**DATA:**
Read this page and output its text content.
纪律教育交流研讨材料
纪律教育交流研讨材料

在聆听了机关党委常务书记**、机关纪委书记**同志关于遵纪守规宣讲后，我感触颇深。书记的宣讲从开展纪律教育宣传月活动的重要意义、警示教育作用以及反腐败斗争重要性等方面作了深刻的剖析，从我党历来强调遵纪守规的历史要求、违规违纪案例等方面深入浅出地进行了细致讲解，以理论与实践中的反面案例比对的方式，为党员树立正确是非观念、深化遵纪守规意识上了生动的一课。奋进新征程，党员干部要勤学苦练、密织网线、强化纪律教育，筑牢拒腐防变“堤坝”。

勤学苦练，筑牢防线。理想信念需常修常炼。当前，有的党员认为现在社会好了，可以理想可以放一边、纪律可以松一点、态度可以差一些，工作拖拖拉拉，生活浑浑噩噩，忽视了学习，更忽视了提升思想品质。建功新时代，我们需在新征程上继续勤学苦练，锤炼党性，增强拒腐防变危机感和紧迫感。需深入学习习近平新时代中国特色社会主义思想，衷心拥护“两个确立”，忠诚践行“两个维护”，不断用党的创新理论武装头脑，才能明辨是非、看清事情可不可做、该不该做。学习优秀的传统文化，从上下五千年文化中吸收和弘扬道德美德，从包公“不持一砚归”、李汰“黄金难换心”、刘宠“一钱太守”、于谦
==
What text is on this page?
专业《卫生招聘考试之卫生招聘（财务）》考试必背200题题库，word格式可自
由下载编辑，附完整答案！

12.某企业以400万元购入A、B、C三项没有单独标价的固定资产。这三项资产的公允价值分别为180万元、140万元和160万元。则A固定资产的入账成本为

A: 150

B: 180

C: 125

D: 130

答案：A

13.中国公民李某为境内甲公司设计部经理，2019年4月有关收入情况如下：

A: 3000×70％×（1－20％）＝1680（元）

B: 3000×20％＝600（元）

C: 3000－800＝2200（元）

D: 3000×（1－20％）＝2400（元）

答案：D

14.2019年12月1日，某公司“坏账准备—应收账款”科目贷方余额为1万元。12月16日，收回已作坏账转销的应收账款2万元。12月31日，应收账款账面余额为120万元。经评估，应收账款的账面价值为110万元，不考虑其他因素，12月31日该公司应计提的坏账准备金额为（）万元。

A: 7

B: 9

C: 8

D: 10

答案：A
* * *
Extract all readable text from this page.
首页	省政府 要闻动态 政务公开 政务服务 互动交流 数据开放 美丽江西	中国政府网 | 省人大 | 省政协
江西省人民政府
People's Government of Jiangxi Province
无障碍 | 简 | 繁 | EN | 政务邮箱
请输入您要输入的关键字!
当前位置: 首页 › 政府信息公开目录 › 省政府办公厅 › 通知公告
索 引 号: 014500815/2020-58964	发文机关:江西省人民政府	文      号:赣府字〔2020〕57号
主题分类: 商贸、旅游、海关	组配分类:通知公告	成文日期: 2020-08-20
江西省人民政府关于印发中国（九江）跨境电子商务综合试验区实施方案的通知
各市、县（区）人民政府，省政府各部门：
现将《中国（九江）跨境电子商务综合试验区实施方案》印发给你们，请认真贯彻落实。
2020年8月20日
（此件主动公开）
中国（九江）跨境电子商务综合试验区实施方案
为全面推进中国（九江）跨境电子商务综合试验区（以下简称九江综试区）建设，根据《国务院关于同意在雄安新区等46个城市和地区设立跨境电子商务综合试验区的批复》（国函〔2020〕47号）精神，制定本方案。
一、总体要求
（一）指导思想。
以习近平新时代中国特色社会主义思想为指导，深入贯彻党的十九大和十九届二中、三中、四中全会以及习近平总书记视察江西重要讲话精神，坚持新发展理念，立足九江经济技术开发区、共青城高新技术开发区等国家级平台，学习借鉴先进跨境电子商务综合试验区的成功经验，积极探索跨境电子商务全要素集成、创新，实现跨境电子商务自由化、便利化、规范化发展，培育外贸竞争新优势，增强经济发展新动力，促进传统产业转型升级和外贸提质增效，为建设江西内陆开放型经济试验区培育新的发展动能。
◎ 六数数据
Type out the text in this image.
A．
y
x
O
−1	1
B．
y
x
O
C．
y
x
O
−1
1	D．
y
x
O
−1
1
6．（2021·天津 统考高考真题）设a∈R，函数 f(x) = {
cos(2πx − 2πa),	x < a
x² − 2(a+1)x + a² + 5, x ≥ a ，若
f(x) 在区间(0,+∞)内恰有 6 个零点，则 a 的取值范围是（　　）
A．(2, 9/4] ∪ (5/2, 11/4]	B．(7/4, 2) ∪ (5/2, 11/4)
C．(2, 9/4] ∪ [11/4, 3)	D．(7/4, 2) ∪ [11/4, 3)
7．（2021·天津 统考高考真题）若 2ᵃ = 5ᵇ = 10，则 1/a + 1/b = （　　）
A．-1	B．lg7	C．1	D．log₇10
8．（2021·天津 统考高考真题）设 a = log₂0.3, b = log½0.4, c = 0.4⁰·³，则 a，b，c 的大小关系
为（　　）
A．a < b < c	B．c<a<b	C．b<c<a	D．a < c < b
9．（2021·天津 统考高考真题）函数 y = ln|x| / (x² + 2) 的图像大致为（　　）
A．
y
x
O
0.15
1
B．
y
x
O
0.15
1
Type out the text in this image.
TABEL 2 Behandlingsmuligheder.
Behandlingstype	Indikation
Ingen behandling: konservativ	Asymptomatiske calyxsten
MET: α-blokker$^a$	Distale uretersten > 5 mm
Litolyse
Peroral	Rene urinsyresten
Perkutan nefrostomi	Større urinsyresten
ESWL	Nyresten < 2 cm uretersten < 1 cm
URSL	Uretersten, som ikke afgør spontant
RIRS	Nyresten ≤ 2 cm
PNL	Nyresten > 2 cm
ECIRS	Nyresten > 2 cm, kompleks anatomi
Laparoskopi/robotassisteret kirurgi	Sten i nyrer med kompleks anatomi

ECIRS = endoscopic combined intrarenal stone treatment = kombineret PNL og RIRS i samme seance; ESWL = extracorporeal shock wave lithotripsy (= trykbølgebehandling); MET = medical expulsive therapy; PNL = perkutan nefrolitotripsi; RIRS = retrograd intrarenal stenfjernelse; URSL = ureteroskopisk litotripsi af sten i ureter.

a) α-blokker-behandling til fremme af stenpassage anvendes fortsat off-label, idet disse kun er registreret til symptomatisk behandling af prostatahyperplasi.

**REQUIRED WORK:**
Extract every line of the records above that contains the word "text".

**RESPONSE TO THIS EXERCISE:**
Read this page and output its text content.
What text is on this page?
Extract all readable text from this page.
Type out the text in this image.
Type out the text in this image.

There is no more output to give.